(Excerpts from a figure dataset)
- - - -
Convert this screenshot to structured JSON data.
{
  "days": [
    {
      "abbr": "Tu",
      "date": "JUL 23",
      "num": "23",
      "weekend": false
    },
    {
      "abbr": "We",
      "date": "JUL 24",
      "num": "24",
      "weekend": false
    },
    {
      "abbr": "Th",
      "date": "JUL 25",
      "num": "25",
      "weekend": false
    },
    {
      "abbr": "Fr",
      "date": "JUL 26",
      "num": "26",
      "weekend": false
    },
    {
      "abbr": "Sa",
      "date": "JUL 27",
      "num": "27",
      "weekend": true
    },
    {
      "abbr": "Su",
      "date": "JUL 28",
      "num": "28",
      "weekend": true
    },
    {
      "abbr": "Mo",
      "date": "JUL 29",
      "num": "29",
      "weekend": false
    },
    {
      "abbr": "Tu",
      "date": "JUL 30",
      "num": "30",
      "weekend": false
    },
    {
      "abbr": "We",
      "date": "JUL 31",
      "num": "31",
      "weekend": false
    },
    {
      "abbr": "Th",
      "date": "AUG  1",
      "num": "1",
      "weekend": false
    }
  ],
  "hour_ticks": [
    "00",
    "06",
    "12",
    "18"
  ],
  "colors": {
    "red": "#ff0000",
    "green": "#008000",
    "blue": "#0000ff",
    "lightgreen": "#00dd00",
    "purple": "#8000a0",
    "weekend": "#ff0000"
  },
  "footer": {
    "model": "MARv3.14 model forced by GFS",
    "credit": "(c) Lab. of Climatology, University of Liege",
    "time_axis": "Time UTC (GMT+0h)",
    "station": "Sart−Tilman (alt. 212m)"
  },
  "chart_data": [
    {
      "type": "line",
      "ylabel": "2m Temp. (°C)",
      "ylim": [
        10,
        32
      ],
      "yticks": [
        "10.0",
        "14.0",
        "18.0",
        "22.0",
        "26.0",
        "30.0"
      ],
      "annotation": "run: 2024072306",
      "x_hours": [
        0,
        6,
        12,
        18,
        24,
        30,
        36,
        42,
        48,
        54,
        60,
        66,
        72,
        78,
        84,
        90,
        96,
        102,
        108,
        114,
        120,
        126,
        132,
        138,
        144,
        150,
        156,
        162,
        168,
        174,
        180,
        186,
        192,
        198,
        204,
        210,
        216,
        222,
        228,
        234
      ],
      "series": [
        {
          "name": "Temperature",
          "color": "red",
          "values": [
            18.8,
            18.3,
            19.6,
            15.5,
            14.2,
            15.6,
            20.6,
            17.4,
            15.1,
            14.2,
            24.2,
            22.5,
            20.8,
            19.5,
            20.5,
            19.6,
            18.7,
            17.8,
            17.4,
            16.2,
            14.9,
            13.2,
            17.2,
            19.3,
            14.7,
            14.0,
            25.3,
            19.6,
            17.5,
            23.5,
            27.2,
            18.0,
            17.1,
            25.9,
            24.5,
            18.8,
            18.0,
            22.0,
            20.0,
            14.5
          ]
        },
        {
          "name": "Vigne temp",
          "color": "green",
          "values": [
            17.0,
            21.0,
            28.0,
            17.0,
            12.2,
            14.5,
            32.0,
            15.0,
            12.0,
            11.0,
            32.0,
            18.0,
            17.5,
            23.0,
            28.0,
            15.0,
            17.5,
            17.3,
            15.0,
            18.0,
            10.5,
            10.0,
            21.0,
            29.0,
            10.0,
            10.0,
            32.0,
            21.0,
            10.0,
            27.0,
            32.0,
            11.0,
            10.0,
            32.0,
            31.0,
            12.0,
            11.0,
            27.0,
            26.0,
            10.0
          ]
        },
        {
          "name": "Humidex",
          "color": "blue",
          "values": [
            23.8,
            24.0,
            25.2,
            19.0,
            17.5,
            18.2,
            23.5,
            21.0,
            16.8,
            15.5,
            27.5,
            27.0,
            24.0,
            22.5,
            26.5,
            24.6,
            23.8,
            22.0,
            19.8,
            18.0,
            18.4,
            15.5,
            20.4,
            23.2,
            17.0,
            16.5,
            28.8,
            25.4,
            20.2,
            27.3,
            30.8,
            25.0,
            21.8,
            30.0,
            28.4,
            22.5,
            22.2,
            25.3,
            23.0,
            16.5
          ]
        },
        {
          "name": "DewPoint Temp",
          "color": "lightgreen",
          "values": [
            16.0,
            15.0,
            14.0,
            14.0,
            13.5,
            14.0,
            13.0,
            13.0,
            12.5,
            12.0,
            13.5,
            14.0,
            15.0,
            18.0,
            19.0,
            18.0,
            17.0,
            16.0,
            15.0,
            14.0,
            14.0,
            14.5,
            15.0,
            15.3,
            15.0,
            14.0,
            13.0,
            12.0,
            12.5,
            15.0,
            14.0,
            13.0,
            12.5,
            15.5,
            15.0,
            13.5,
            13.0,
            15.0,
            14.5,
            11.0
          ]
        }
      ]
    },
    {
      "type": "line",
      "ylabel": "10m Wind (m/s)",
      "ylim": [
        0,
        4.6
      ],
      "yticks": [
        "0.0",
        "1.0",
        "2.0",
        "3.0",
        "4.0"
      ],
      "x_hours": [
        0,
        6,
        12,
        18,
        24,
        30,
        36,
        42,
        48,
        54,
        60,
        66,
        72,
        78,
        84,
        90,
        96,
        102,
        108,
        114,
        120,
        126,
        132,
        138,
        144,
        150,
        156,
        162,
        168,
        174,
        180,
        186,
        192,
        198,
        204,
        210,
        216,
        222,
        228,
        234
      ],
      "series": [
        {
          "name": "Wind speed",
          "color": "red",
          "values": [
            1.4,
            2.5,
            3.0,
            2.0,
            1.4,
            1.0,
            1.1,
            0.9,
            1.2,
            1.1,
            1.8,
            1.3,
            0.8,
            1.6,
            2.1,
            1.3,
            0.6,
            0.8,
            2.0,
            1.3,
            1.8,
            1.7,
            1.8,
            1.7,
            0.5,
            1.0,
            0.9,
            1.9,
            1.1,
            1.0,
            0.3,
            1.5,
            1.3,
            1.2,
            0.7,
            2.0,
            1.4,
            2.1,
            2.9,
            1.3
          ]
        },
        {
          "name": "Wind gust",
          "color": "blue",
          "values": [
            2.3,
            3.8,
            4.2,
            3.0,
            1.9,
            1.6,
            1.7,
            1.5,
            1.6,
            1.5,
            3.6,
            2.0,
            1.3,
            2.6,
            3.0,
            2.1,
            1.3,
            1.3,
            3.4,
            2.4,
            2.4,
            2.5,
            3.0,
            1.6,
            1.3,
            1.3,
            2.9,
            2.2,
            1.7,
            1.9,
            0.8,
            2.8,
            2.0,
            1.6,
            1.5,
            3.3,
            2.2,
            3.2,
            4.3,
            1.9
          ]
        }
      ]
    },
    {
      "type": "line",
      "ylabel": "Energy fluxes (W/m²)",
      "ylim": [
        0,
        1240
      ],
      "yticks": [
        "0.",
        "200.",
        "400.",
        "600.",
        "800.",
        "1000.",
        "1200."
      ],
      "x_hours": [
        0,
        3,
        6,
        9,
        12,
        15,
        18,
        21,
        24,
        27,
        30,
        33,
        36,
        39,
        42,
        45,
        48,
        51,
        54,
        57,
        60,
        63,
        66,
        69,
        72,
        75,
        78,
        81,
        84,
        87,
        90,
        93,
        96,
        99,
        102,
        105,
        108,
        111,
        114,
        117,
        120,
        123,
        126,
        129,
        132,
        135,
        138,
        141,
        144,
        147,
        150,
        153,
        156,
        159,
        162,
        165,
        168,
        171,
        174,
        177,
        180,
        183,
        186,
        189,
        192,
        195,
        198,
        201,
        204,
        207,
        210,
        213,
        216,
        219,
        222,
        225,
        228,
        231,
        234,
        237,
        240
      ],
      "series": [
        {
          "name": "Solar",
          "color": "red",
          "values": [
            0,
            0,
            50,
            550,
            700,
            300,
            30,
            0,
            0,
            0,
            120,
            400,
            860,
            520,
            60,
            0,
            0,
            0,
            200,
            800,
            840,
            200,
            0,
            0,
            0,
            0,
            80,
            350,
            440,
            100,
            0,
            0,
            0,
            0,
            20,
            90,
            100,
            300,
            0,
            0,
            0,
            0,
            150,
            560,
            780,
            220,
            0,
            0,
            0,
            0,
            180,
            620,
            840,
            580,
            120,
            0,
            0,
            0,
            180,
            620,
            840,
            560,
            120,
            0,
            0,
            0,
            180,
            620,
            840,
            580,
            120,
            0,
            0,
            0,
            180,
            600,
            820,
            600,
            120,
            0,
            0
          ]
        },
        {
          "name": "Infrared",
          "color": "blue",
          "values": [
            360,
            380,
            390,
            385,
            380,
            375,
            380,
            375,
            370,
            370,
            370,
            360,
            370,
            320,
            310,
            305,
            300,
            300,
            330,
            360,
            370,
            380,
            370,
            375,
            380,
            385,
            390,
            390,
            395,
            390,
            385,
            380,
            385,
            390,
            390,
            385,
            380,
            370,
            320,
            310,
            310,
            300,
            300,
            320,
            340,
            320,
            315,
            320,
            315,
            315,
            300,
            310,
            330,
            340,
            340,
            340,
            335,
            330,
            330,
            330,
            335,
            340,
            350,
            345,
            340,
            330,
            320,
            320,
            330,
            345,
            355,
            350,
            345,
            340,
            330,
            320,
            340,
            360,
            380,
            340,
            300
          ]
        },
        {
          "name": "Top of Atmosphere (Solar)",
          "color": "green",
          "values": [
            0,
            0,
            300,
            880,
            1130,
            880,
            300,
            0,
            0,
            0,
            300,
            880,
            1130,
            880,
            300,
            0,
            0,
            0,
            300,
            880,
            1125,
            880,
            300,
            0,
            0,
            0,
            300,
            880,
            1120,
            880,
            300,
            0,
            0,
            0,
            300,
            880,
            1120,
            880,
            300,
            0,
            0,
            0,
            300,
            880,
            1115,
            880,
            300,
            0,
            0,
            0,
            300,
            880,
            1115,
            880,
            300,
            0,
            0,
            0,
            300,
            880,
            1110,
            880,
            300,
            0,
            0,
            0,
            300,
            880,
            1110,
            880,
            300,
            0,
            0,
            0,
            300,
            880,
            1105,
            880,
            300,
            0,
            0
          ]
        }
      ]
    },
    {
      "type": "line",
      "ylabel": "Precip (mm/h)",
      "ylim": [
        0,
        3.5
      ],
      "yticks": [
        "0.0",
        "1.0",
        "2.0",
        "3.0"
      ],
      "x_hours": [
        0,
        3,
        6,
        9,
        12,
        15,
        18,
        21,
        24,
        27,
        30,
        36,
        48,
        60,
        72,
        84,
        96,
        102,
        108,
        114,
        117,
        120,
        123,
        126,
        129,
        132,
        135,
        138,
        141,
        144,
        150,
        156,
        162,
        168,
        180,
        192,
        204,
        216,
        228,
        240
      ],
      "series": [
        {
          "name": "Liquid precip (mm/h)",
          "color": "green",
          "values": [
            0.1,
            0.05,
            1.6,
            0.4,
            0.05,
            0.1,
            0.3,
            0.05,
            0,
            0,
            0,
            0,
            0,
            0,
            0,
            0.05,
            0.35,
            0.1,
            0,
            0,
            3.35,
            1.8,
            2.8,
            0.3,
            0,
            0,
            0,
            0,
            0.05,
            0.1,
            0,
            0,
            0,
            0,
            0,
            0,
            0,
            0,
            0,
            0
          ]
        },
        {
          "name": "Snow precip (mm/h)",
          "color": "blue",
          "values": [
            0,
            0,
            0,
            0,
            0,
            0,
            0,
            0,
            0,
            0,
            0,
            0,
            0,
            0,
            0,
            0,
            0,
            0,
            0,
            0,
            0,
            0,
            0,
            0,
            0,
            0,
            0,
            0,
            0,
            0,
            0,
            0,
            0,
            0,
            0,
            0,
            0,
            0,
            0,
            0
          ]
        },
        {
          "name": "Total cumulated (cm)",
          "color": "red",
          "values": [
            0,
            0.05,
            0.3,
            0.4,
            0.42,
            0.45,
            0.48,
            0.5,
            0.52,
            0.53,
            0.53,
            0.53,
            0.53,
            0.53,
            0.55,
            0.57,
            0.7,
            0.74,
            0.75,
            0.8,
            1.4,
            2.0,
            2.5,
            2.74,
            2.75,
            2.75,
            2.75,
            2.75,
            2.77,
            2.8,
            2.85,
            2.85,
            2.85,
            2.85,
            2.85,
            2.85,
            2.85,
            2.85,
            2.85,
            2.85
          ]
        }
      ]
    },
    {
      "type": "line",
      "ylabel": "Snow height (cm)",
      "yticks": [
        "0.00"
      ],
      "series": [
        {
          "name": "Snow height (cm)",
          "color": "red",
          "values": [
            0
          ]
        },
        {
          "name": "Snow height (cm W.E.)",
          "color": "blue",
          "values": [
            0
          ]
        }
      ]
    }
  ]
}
- - - -
[Task to complete] Pick out every line of the listing containing the word "ylabel", and show those lines.

[Finished task]
      "ylabel": "2m Temp. (°C)",
      "ylabel": "10m Wind (m/s)",
      "ylabel": "Energy fluxes (W/m²)",
      "ylabel": "Precip (mm/h)",
      "ylabel": "Snow height (cm)",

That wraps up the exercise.